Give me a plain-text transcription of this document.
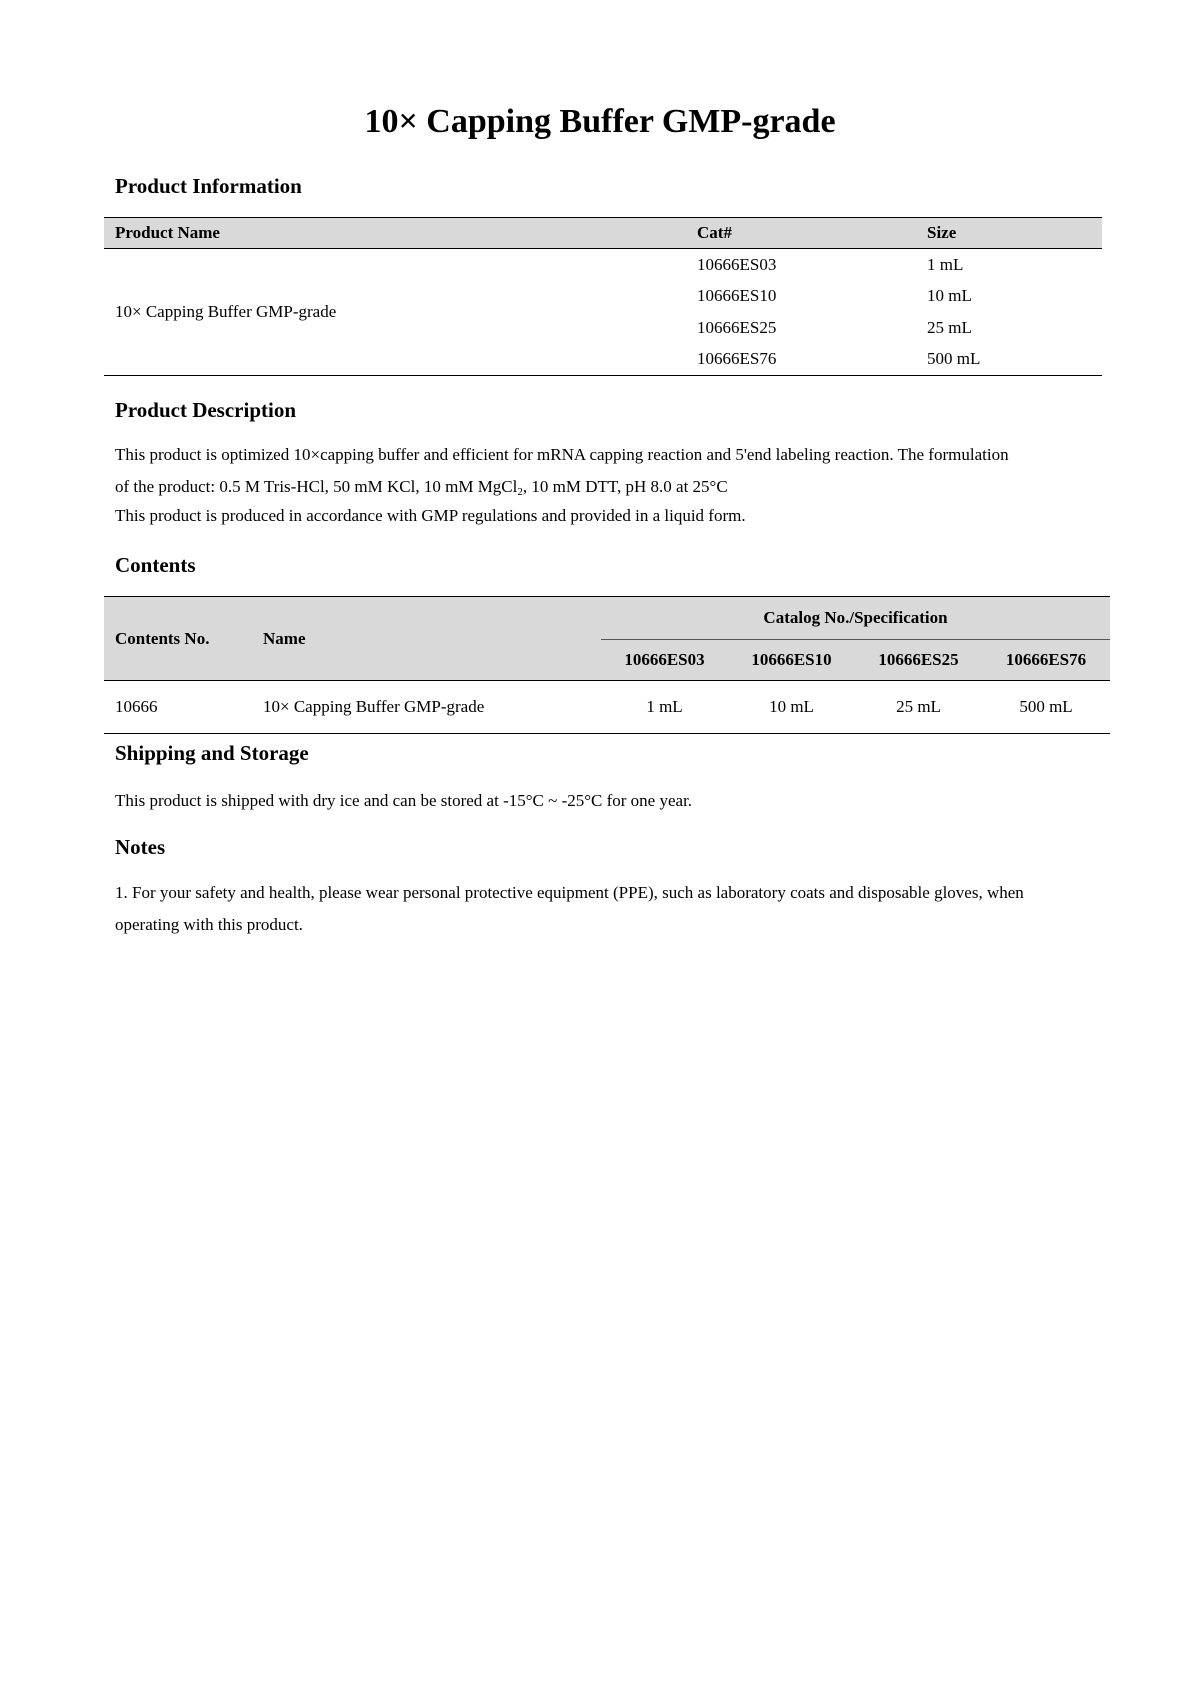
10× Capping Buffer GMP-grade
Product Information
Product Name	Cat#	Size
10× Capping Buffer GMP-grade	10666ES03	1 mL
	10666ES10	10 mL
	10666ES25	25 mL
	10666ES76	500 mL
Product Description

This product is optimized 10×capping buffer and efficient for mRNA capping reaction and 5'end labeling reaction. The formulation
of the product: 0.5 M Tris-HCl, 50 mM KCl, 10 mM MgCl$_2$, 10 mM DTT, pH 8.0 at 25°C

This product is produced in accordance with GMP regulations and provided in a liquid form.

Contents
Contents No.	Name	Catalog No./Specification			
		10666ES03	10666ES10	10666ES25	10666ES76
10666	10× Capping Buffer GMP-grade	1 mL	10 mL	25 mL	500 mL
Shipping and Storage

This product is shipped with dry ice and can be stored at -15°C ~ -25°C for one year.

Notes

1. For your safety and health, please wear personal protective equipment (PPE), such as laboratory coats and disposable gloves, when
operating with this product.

——

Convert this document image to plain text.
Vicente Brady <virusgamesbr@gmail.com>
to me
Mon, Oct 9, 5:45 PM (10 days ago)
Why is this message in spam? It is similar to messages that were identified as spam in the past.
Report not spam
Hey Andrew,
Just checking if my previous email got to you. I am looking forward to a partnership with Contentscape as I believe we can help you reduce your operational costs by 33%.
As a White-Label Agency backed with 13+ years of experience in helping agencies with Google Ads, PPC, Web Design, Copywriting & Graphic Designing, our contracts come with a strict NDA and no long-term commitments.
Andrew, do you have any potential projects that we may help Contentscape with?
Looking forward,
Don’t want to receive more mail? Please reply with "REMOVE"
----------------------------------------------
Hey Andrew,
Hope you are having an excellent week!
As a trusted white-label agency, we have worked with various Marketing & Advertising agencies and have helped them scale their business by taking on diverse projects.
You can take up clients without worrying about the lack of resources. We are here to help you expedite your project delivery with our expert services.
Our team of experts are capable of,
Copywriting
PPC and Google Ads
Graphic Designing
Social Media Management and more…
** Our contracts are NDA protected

——

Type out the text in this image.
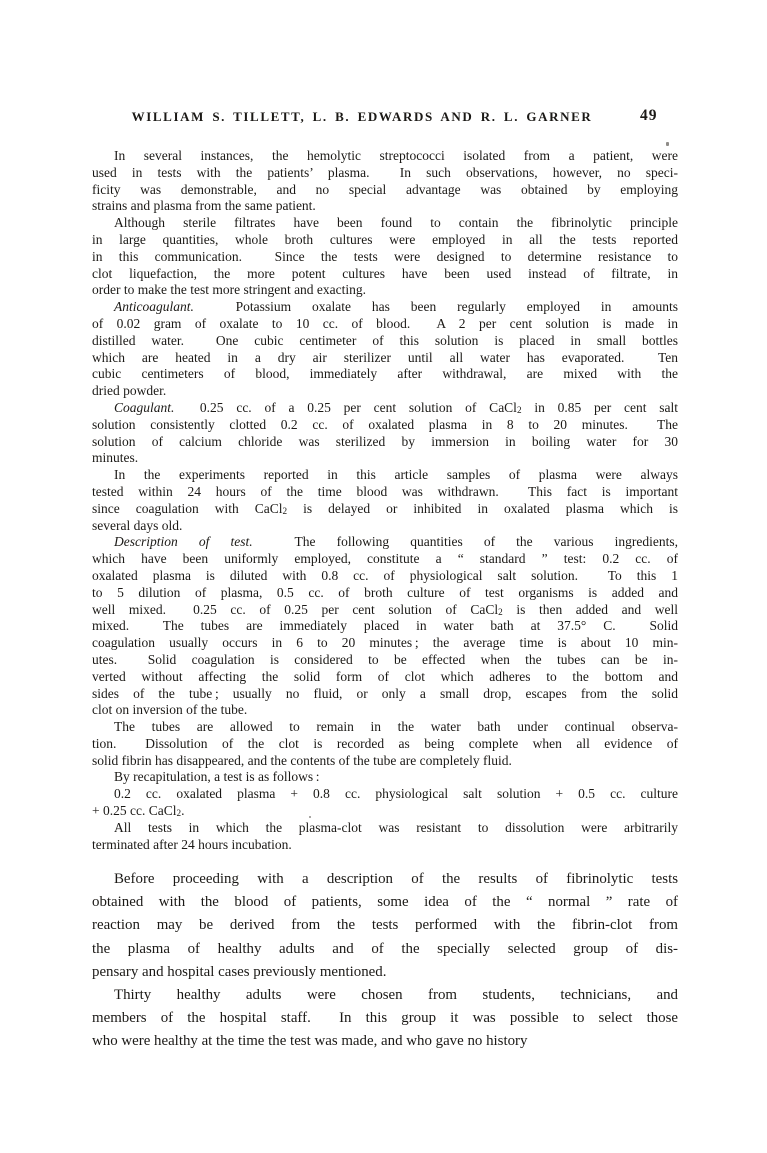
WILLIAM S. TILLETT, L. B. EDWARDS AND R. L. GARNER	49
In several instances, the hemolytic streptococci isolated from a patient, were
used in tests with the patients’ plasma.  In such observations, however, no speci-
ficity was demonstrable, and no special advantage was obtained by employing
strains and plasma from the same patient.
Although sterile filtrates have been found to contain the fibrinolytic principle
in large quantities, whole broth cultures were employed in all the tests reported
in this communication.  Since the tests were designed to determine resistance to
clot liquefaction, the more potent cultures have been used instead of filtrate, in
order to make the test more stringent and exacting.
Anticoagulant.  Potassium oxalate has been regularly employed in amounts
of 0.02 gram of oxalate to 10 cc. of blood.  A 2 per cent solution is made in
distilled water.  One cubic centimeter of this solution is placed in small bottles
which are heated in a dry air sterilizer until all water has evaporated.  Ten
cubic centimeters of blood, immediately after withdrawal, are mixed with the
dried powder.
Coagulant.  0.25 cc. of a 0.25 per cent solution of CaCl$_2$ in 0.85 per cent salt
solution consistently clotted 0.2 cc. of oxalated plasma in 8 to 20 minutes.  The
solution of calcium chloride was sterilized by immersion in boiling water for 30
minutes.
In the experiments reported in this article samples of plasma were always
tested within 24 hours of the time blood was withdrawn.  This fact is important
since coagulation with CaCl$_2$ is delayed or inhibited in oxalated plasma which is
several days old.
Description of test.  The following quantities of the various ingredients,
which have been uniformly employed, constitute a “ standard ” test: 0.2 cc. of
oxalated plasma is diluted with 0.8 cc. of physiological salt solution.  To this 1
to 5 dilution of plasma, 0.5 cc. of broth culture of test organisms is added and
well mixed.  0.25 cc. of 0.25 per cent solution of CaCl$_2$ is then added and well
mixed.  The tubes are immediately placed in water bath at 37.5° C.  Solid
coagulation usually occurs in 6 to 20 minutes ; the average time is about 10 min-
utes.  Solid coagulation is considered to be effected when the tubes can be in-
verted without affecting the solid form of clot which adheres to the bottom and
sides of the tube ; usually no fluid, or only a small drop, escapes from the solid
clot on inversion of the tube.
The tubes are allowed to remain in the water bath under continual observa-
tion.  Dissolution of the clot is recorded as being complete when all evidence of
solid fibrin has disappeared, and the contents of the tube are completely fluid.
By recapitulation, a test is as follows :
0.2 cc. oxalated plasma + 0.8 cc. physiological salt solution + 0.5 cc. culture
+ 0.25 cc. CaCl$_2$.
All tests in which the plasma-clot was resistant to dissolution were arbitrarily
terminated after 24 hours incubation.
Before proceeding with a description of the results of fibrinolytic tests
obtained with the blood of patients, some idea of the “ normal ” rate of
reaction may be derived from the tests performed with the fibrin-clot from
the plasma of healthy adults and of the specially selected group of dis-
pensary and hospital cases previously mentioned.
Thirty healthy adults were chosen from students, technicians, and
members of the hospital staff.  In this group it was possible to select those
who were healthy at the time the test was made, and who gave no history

——

To do:
Checking the material above line by line, count those that include the string "projects". Give the number alone.

Your solution:
2